▸ **Data supplied**
>>
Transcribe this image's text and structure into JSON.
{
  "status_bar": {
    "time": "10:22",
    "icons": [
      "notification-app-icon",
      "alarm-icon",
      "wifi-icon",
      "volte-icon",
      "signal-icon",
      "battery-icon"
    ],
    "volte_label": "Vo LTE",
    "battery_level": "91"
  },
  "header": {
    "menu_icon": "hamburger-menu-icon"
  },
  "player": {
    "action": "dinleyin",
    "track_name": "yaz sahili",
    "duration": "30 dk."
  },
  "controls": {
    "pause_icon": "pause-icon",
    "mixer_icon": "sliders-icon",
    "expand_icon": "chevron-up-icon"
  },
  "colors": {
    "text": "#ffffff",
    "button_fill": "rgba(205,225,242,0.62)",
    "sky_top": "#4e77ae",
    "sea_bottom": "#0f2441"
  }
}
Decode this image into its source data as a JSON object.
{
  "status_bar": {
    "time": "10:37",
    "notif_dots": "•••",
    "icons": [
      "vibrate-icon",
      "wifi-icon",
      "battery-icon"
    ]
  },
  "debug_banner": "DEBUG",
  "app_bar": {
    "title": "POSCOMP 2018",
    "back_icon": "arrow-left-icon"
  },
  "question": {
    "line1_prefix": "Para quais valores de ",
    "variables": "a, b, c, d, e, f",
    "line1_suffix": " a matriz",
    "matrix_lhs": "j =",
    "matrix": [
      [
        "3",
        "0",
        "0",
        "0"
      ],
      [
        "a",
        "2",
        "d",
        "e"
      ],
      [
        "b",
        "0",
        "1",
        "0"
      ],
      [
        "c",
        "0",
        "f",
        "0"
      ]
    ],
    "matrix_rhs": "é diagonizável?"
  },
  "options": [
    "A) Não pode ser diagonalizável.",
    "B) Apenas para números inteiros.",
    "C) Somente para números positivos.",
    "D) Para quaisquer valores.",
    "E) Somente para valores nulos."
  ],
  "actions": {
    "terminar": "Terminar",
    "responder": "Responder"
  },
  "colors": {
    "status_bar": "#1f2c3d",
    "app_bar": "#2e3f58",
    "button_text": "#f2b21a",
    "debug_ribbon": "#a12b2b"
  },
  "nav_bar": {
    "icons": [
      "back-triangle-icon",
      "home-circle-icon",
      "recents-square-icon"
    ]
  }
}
<<
▸ **What is being asked**
Look over the listing. Pull out every line with the string "into" in it.

▸ **Finished exercise**
Transcribe this image's text and structure into JSON.
Decode this image into its source data as a JSON object.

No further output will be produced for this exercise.